*** Materials provided ***

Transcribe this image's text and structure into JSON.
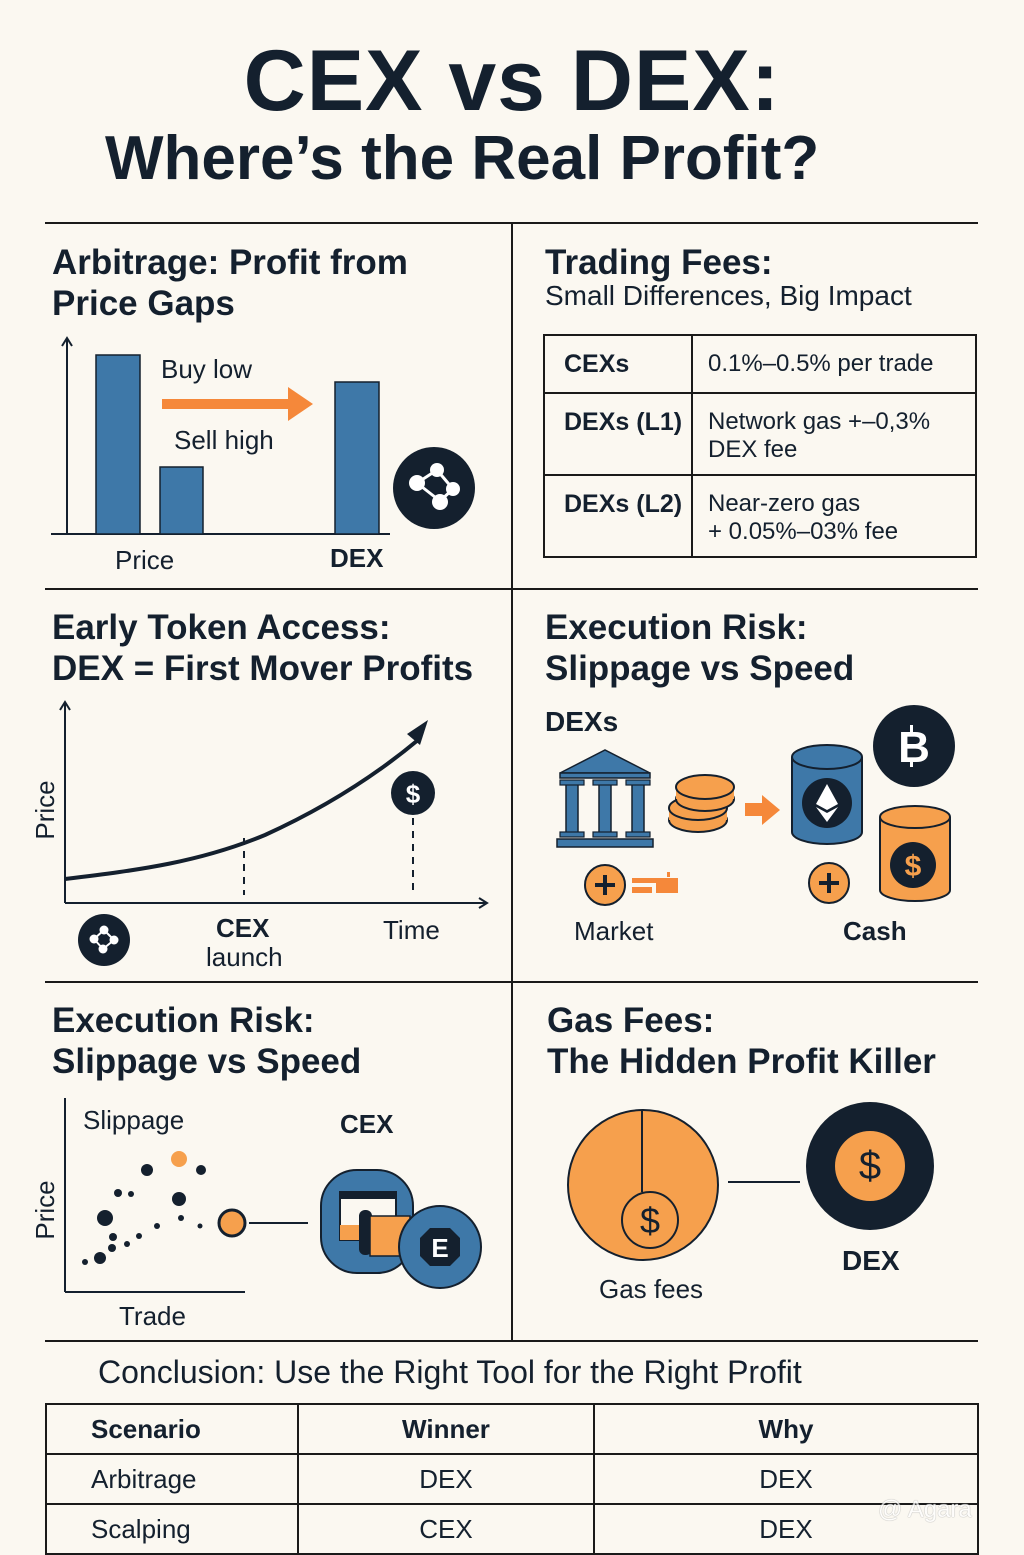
{
  "header": {
    "title": "CEX vs DEX:",
    "subtitle": "Where’s the Real Profit?"
  },
  "colors": {
    "background": "#fbf8f1",
    "ink": "#14202e",
    "blue": "#3e78a8",
    "orange": "#f6a04d",
    "arrow_orange": "#f5883a"
  },
  "sections": {
    "arbitrage": {
      "title_line1": "Arbitrage: Profit from",
      "title_line2": "Price Gaps",
      "buy_label": "Buy low",
      "sell_label": "Sell high",
      "x_label_left": "Price",
      "x_label_right": "DEX",
      "icon": "network-nodes-icon"
    },
    "trading_fees": {
      "title": "Trading Fees:",
      "subtitle": "Small Differences, Big Impact",
      "rows": [
        {
          "venue": "CEXs",
          "fee_line1": "0.1%–0.5% per trade",
          "fee_line2": ""
        },
        {
          "venue": "DEXs (L1)",
          "fee_line1": "Network gas +–0,3%",
          "fee_line2": "DEX fee"
        },
        {
          "venue": "DEXs (L2)",
          "fee_line1": "Near-zero gas",
          "fee_line2": "+ 0.05%–03% fee"
        }
      ]
    },
    "early_access": {
      "title_line1": "Early Token Access:",
      "title_line2": "DEX = First Mover Profits",
      "y_label": "Price",
      "x_label": "Time",
      "marker_label_line1": "CEX",
      "marker_label_line2": "launch",
      "icons": [
        "network-nodes-icon",
        "dollar-coin-icon"
      ]
    },
    "execution_risk_dex": {
      "title_line1": "Execution Risk:",
      "title_line2": "Slippage vs Speed",
      "group_label": "DEXs",
      "left_label": "Market",
      "right_label": "Cash",
      "icons": [
        "bank-icon",
        "coin-stack-icon",
        "arrow-right-icon",
        "ethereum-can-icon",
        "bitcoin-icon",
        "dollar-can-icon",
        "plus-icon"
      ]
    },
    "execution_risk_cex": {
      "title_line1": "Execution Risk:",
      "title_line2": "Slippage vs Speed",
      "scatter_label": "Slippage",
      "y_label": "Price",
      "x_label": "Trade",
      "cex_label": "CEX",
      "icons": [
        "exchange-app-icon",
        "e-coin-icon"
      ]
    },
    "gas_fees": {
      "title_line1": "Gas Fees:",
      "title_line2": "The Hidden Profit Killer",
      "left_label": "Gas fees",
      "right_label": "DEX",
      "icons": [
        "gas-fee-pie-icon",
        "dollar-coin-icon"
      ]
    }
  },
  "conclusion": {
    "title": "Conclusion: Use the Right Tool for the Right Profit",
    "headers": [
      "Scenario",
      "Winner",
      "Why"
    ],
    "rows": [
      [
        "Arbitrage",
        "DEX",
        "DEX"
      ],
      [
        "Scalping",
        "CEX",
        "DEX"
      ]
    ]
  },
  "watermark": "@ Agara"
}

***

◆ **Stated task**: Output all of the records exactly as they appear above, but not the pictures.

◆ **Finished exercise**:
Transcribe this image's text and structure into JSON.
{
  "header": {
    "title": "CEX vs DEX:",
    "subtitle": "Where’s the Real Profit?"
  },
  "colors": {
    "background": "#fbf8f1",
    "ink": "#14202e",
    "blue": "#3e78a8",
    "orange": "#f6a04d",
    "arrow_orange": "#f5883a"
  },
  "sections": {
    "arbitrage": {
      "title_line1": "Arbitrage: Profit from",
      "title_line2": "Price Gaps",
      "buy_label": "Buy low",
      "sell_label": "Sell high",
      "x_label_left": "Price",
      "x_label_right": "DEX",
      "icon": "network-nodes-icon"
    },
    "trading_fees": {
      "title": "Trading Fees:",
      "subtitle": "Small Differences, Big Impact",
      "rows": [
        {
          "venue": "CEXs",
          "fee_line1": "0.1%–0.5% per trade",
          "fee_line2": ""
        },
        {
          "venue": "DEXs (L1)",
          "fee_line1": "Network gas +–0,3%",
          "fee_line2": "DEX fee"
        },
        {
          "venue": "DEXs (L2)",
          "fee_line1": "Near-zero gas",
          "fee_line2": "+ 0.05%–03% fee"
        }
      ]
    },
    "early_access": {
      "title_line1": "Early Token Access:",
      "title_line2": "DEX = First Mover Profits",
      "y_label": "Price",
      "x_label": "Time",
      "marker_label_line1": "CEX",
      "marker_label_line2": "launch",
      "icons": [
        "network-nodes-icon",
        "dollar-coin-icon"
      ]
    },
    "execution_risk_dex": {
      "title_line1": "Execution Risk:",
      "title_line2": "Slippage vs Speed",
      "group_label": "DEXs",
      "left_label": "Market",
      "right_label": "Cash",
      "icons": [
        "bank-icon",
        "coin-stack-icon",
        "arrow-right-icon",
        "ethereum-can-icon",
        "bitcoin-icon",
        "dollar-can-icon",
        "plus-icon"
      ]
    },
    "execution_risk_cex": {
      "title_line1": "Execution Risk:",
      "title_line2": "Slippage vs Speed",
      "scatter_label": "Slippage",
      "y_label": "Price",
      "x_label": "Trade",
      "cex_label": "CEX",
      "icons": [
        "exchange-app-icon",
        "e-coin-icon"
      ]
    },
    "gas_fees": {
      "title_line1": "Gas Fees:",
      "title_line2": "The Hidden Profit Killer",
      "left_label": "Gas fees",
      "right_label": "DEX",
      "icons": [
        "gas-fee-pie-icon",
        "dollar-coin-icon"
      ]
    }
  },
  "conclusion": {
    "title": "Conclusion: Use the Right Tool for the Right Profit",
    "headers": [
      "Scenario",
      "Winner",
      "Why"
    ],
    "rows": [
      [
        "Arbitrage",
        "DEX",
        "DEX"
      ],
      [
        "Scalping",
        "CEX",
        "DEX"
      ]
    ]
  },
  "watermark": "@ Agara"
}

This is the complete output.